▸ WHAT YOU ARE ASKED TO DO
Go through the records and copy each line where the word "capita" occurs.
## begin
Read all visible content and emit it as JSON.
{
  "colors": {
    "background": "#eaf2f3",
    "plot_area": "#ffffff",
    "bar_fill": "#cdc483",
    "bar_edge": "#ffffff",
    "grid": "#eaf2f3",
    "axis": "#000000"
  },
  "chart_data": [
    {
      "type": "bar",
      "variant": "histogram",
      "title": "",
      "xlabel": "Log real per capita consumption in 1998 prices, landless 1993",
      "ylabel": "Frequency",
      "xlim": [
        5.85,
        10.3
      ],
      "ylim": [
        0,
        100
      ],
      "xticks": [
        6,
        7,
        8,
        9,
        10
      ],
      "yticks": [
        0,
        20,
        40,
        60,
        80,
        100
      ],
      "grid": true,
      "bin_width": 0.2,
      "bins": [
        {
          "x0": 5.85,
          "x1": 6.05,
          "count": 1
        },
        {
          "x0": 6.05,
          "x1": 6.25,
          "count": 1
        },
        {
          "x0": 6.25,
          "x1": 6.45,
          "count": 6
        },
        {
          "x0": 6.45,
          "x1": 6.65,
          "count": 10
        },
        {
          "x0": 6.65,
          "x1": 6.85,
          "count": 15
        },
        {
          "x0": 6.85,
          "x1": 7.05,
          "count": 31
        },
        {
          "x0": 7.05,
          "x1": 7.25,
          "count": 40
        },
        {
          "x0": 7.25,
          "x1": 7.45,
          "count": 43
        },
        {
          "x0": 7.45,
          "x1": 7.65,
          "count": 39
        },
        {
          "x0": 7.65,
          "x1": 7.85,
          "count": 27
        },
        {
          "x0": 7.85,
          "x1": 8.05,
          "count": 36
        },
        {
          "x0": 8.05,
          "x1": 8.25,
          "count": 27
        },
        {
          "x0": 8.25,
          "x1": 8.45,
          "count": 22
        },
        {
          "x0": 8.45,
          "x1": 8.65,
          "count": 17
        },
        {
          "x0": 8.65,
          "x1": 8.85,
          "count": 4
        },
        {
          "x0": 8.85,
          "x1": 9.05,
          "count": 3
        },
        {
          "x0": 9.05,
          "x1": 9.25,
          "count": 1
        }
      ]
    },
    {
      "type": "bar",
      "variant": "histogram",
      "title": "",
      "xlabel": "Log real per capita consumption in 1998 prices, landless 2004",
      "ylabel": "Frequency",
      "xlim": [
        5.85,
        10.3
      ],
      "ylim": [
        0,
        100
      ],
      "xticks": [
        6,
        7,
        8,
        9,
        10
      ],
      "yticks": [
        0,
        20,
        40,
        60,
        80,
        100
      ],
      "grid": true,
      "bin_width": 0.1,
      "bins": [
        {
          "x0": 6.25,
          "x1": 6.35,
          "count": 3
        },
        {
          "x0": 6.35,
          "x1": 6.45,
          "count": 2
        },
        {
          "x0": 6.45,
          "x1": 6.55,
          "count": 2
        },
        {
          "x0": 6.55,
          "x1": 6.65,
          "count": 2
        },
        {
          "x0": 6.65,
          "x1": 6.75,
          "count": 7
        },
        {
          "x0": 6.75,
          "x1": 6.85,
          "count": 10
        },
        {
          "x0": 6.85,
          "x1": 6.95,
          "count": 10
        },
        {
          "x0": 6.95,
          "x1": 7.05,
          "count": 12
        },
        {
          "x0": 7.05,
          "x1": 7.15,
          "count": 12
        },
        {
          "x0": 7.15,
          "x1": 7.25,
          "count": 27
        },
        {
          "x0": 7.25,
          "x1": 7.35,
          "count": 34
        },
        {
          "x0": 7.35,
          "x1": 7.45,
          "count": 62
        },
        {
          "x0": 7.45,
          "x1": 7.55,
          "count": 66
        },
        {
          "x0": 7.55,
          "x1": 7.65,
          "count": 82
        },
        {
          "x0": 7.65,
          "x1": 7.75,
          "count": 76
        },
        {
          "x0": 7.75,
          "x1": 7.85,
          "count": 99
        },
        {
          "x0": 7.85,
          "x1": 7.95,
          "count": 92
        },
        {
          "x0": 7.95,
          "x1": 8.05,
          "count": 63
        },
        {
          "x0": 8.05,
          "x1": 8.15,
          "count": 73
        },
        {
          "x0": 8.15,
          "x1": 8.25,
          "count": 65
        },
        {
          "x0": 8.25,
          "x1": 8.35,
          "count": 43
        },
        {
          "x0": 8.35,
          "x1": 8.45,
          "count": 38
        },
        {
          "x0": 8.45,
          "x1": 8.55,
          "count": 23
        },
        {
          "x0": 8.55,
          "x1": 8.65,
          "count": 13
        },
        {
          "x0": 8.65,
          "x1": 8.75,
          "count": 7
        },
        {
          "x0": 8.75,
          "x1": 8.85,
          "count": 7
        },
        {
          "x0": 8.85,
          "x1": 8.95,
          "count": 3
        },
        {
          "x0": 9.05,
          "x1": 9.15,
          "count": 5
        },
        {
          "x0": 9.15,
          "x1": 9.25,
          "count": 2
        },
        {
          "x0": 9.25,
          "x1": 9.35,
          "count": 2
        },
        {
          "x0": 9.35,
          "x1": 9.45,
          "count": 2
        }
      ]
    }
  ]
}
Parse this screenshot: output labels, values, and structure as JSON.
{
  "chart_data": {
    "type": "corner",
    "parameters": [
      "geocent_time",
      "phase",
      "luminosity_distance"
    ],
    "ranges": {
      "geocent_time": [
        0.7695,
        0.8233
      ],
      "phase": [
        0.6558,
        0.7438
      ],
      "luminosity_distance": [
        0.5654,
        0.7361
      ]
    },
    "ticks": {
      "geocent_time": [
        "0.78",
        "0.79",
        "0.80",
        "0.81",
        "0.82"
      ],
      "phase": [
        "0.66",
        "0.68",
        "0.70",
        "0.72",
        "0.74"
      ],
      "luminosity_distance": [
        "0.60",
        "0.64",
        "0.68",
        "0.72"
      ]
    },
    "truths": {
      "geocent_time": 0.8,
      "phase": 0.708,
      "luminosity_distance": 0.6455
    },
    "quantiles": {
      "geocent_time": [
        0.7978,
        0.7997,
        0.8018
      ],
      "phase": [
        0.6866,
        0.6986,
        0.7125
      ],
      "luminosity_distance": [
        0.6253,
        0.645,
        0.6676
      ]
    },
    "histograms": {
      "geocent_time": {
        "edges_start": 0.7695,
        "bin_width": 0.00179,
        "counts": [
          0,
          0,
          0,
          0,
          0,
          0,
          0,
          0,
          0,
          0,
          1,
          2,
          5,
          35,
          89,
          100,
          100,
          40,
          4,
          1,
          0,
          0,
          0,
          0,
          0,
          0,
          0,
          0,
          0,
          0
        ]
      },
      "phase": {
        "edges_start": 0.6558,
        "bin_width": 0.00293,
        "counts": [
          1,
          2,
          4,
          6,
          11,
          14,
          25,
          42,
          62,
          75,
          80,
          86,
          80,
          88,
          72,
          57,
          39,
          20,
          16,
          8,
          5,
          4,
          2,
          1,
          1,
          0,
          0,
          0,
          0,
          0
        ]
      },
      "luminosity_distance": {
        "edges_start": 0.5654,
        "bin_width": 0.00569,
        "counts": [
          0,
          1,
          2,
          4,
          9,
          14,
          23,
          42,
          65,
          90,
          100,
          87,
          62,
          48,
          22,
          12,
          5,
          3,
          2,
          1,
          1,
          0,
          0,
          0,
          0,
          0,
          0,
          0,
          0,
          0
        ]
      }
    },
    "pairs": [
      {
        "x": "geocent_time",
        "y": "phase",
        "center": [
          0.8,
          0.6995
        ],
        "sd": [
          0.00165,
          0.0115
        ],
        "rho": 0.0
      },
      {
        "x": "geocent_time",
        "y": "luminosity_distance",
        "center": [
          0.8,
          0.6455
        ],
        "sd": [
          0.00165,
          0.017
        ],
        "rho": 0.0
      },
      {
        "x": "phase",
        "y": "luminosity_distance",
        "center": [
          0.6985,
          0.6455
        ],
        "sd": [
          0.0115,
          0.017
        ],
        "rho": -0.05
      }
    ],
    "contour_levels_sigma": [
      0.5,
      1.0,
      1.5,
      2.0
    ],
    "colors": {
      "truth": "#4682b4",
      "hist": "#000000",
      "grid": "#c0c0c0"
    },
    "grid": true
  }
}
## end
▸ FULL OUTPUT
      "xlabel": "Log real per capita consumption in 1998 prices, landless 1993",
      "xlabel": "Log real per capita consumption in 1998 prices, landless 2004",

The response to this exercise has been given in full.